— Start RECORD SET —
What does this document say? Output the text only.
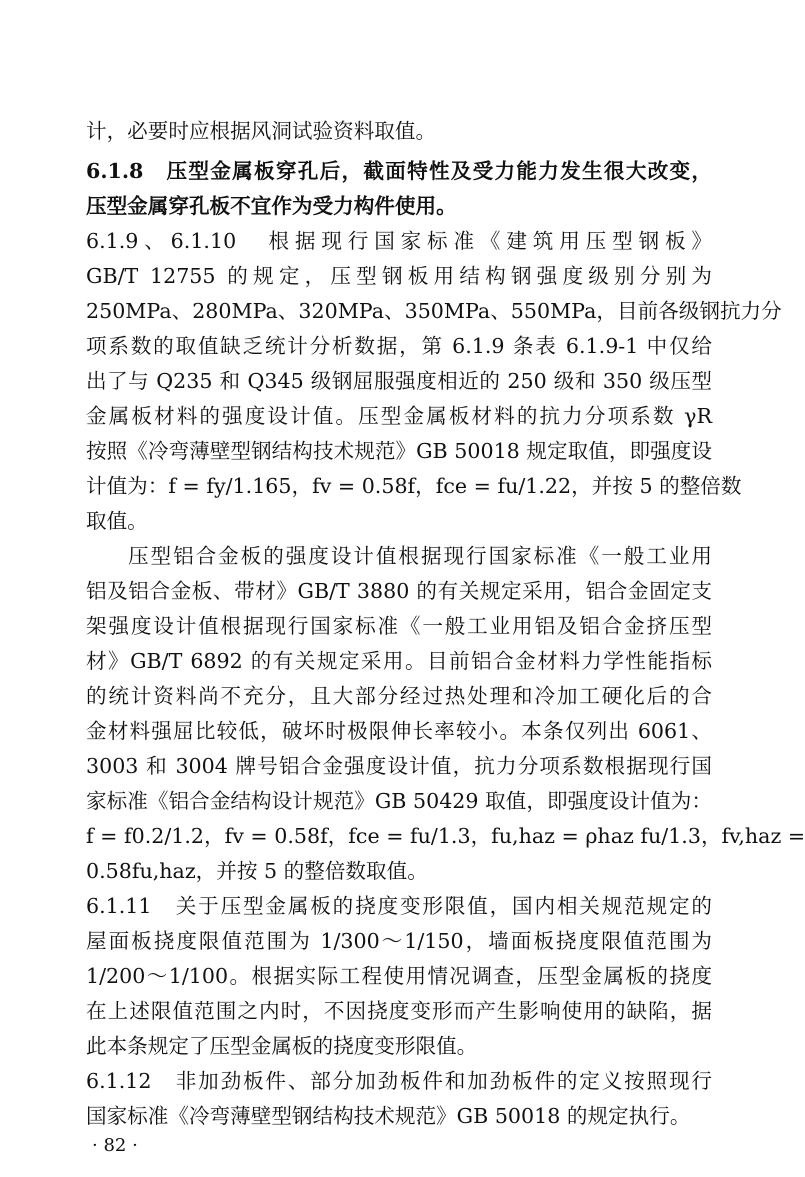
计，必要时应根据风洞试验资料取值。
6.1.8　压型金属板穿孔后，截面特性及受力能力发生很大改变，
压型金属穿孔板不宜作为受力构件使用。
6.1.9、6.1.10　根据现行国家标准《建筑用压型钢板》
GB/T 12755 的规定，压型钢板用结构钢强度级别分别为
250MPa、280MPa、320MPa、350MPa、550MPa，目前各级钢抗力分
项系数的取值缺乏统计分析数据，第 6.1.9 条表 6.1.9-1 中仅给
出了与 Q235 和 Q345 级钢屈服强度相近的 250 级和 350 级压型
金属板材料的强度设计值。压型金属板材料的抗力分项系数 γR
按照《冷弯薄壁型钢结构技术规范》GB 50018 规定取值，即强度设
计值为：f = fy/1.165，fv = 0.58f，fce = fu/1.22，并按 5 的整倍数
取值。
压型铝合金板的强度设计值根据现行国家标准《一般工业用
铝及铝合金板、带材》GB/T 3880 的有关规定采用，铝合金固定支
架强度设计值根据现行国家标准《一般工业用铝及铝合金挤压型
材》GB/T 6892 的有关规定采用。目前铝合金材料力学性能指标
的统计资料尚不充分，且大部分经过热处理和冷加工硬化后的合
金材料强屈比较低，破坏时极限伸长率较小。本条仅列出 6061、
3003 和 3004 牌号铝合金强度设计值，抗力分项系数根据现行国
家标准《铝合金结构设计规范》GB 50429 取值，即强度设计值为：
f = f0.2/1.2，fv = 0.58f，fce = fu/1.3，fu,haz = ρhaz fu/1.3，fv,haz =
0.58fu,haz，并按 5 的整倍数取值。
6.1.11　关于压型金属板的挠度变形限值，国内相关规范规定的
屋面板挠度限值范围为 1/300～1/150，墙面板挠度限值范围为
1/200～1/100。根据实际工程使用情况调查，压型金属板的挠度
在上述限值范围之内时，不因挠度变形而产生影响使用的缺陷，据
此本条规定了压型金属板的挠度变形限值。
6.1.12　非加劲板件、部分加劲板件和加劲板件的定义按照现行
国家标准《冷弯薄壁型钢结构技术规范》GB 50018 的规定执行。
· 82 ·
— End RECORD SET —
__WRITTEN REQUEST__. Repeat each entry exactly. Pictures do not belong in the copy.

__RESULT OF THIS EXERCISE__.
What does this document say? Output the text only.
计，必要时应根据风洞试验资料取值。
6.1.8　压型金属板穿孔后，截面特性及受力能力发生很大改变，
压型金属穿孔板不宜作为受力构件使用。
6.1.9、6.1.10　根据现行国家标准《建筑用压型钢板》
GB/T 12755 的规定，压型钢板用结构钢强度级别分别为
250MPa、280MPa、320MPa、350MPa、550MPa，目前各级钢抗力分
项系数的取值缺乏统计分析数据，第 6.1.9 条表 6.1.9-1 中仅给
出了与 Q235 和 Q345 级钢屈服强度相近的 250 级和 350 级压型
金属板材料的强度设计值。压型金属板材料的抗力分项系数 γR
按照《冷弯薄壁型钢结构技术规范》GB 50018 规定取值，即强度设
计值为：f = fy/1.165，fv = 0.58f，fce = fu/1.22，并按 5 的整倍数
取值。
压型铝合金板的强度设计值根据现行国家标准《一般工业用
铝及铝合金板、带材》GB/T 3880 的有关规定采用，铝合金固定支
架强度设计值根据现行国家标准《一般工业用铝及铝合金挤压型
材》GB/T 6892 的有关规定采用。目前铝合金材料力学性能指标
的统计资料尚不充分，且大部分经过热处理和冷加工硬化后的合
金材料强屈比较低，破坏时极限伸长率较小。本条仅列出 6061、
3003 和 3004 牌号铝合金强度设计值，抗力分项系数根据现行国
家标准《铝合金结构设计规范》GB 50429 取值，即强度设计值为：
f = f0.2/1.2，fv = 0.58f，fce = fu/1.3，fu,haz = ρhaz fu/1.3，fv,haz =
0.58fu,haz，并按 5 的整倍数取值。
6.1.11　关于压型金属板的挠度变形限值，国内相关规范规定的
屋面板挠度限值范围为 1/300～1/150，墙面板挠度限值范围为
1/200～1/100。根据实际工程使用情况调查，压型金属板的挠度
在上述限值范围之内时，不因挠度变形而产生影响使用的缺陷，据
此本条规定了压型金属板的挠度变形限值。
6.1.12　非加劲板件、部分加劲板件和加劲板件的定义按照现行
国家标准《冷弯薄壁型钢结构技术规范》GB 50018 的规定执行。
· 82 ·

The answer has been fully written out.